Excerpts from an interface dataset
****
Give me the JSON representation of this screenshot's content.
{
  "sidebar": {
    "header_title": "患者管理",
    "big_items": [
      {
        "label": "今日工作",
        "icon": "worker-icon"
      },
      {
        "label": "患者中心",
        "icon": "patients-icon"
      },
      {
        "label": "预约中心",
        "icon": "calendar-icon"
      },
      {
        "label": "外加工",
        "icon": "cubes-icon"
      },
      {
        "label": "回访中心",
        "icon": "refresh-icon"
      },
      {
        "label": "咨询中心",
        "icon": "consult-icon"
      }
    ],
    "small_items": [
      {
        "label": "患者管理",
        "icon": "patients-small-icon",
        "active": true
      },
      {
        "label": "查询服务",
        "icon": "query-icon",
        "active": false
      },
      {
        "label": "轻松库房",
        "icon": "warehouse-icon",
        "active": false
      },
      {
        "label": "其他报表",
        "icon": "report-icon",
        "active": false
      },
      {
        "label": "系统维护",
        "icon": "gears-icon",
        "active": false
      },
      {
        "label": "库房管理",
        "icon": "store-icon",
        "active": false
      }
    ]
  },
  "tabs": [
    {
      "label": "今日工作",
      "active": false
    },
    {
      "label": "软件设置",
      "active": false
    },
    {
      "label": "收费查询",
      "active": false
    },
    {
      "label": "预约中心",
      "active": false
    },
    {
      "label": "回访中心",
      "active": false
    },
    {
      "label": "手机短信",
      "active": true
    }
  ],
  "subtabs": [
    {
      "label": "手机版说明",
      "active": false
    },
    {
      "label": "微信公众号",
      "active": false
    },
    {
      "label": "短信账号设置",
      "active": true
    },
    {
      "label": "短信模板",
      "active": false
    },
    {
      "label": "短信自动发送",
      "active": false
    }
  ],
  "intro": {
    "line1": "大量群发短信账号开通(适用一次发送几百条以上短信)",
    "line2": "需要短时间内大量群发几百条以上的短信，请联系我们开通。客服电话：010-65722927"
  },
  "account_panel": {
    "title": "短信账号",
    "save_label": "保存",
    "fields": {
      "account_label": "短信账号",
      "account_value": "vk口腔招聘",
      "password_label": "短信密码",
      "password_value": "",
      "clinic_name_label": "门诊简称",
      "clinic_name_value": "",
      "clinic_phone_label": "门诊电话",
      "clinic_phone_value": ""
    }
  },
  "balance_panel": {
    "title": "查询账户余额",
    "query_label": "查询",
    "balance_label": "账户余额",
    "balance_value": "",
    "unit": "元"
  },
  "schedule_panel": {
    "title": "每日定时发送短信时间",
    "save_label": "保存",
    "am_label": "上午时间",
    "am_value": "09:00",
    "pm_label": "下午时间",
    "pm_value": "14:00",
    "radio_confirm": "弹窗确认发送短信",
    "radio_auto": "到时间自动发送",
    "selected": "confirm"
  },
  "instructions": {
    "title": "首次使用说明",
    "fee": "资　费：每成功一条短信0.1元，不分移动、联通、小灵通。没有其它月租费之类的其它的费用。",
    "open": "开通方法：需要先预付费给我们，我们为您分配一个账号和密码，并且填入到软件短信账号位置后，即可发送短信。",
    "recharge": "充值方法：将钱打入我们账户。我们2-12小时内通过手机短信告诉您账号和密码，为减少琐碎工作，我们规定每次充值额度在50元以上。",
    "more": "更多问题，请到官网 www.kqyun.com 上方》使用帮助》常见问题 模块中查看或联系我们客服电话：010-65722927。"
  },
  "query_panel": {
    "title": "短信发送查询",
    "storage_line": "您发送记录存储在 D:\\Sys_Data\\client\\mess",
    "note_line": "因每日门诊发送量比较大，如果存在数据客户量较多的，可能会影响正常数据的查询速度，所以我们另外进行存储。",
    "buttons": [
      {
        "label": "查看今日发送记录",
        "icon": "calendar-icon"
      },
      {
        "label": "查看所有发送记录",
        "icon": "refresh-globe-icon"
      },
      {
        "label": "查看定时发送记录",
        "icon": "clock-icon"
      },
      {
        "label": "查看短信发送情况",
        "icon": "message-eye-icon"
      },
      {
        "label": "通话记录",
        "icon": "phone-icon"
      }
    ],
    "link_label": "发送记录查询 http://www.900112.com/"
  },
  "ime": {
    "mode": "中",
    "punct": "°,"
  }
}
****
**TASK TO CARRY OUT:**
Return each entry from above without altering a single character.

**EXPECTED ANSWER:**
Give me the JSON representation of this screenshot's content.
{
  "sidebar": {
    "header_title": "患者管理",
    "big_items": [
      {
        "label": "今日工作",
        "icon": "worker-icon"
      },
      {
        "label": "患者中心",
        "icon": "patients-icon"
      },
      {
        "label": "预约中心",
        "icon": "calendar-icon"
      },
      {
        "label": "外加工",
        "icon": "cubes-icon"
      },
      {
        "label": "回访中心",
        "icon": "refresh-icon"
      },
      {
        "label": "咨询中心",
        "icon": "consult-icon"
      }
    ],
    "small_items": [
      {
        "label": "患者管理",
        "icon": "patients-small-icon",
        "active": true
      },
      {
        "label": "查询服务",
        "icon": "query-icon",
        "active": false
      },
      {
        "label": "轻松库房",
        "icon": "warehouse-icon",
        "active": false
      },
      {
        "label": "其他报表",
        "icon": "report-icon",
        "active": false
      },
      {
        "label": "系统维护",
        "icon": "gears-icon",
        "active": false
      },
      {
        "label": "库房管理",
        "icon": "store-icon",
        "active": false
      }
    ]
  },
  "tabs": [
    {
      "label": "今日工作",
      "active": false
    },
    {
      "label": "软件设置",
      "active": false
    },
    {
      "label": "收费查询",
      "active": false
    },
    {
      "label": "预约中心",
      "active": false
    },
    {
      "label": "回访中心",
      "active": false
    },
    {
      "label": "手机短信",
      "active": true
    }
  ],
  "subtabs": [
    {
      "label": "手机版说明",
      "active": false
    },
    {
      "label": "微信公众号",
      "active": false
    },
    {
      "label": "短信账号设置",
      "active": true
    },
    {
      "label": "短信模板",
      "active": false
    },
    {
      "label": "短信自动发送",
      "active": false
    }
  ],
  "intro": {
    "line1": "大量群发短信账号开通(适用一次发送几百条以上短信)",
    "line2": "需要短时间内大量群发几百条以上的短信，请联系我们开通。客服电话：010-65722927"
  },
  "account_panel": {
    "title": "短信账号",
    "save_label": "保存",
    "fields": {
      "account_label": "短信账号",
      "account_value": "vk口腔招聘",
      "password_label": "短信密码",
      "password_value": "",
      "clinic_name_label": "门诊简称",
      "clinic_name_value": "",
      "clinic_phone_label": "门诊电话",
      "clinic_phone_value": ""
    }
  },
  "balance_panel": {
    "title": "查询账户余额",
    "query_label": "查询",
    "balance_label": "账户余额",
    "balance_value": "",
    "unit": "元"
  },
  "schedule_panel": {
    "title": "每日定时发送短信时间",
    "save_label": "保存",
    "am_label": "上午时间",
    "am_value": "09:00",
    "pm_label": "下午时间",
    "pm_value": "14:00",
    "radio_confirm": "弹窗确认发送短信",
    "radio_auto": "到时间自动发送",
    "selected": "confirm"
  },
  "instructions": {
    "title": "首次使用说明",
    "fee": "资　费：每成功一条短信0.1元，不分移动、联通、小灵通。没有其它月租费之类的其它的费用。",
    "open": "开通方法：需要先预付费给我们，我们为您分配一个账号和密码，并且填入到软件短信账号位置后，即可发送短信。",
    "recharge": "充值方法：将钱打入我们账户。我们2-12小时内通过手机短信告诉您账号和密码，为减少琐碎工作，我们规定每次充值额度在50元以上。",
    "more": "更多问题，请到官网 www.kqyun.com 上方》使用帮助》常见问题 模块中查看或联系我们客服电话：010-65722927。"
  },
  "query_panel": {
    "title": "短信发送查询",
    "storage_line": "您发送记录存储在 D:\\Sys_Data\\client\\mess",
    "note_line": "因每日门诊发送量比较大，如果存在数据客户量较多的，可能会影响正常数据的查询速度，所以我们另外进行存储。",
    "buttons": [
      {
        "label": "查看今日发送记录",
        "icon": "calendar-icon"
      },
      {
        "label": "查看所有发送记录",
        "icon": "refresh-globe-icon"
      },
      {
        "label": "查看定时发送记录",
        "icon": "clock-icon"
      },
      {
        "label": "查看短信发送情况",
        "icon": "message-eye-icon"
      },
      {
        "label": "通话记录",
        "icon": "phone-icon"
      }
    ],
    "link_label": "发送记录查询 http://www.900112.com/"
  },
  "ime": {
    "mode": "中",
    "punct": "°,"
  }
}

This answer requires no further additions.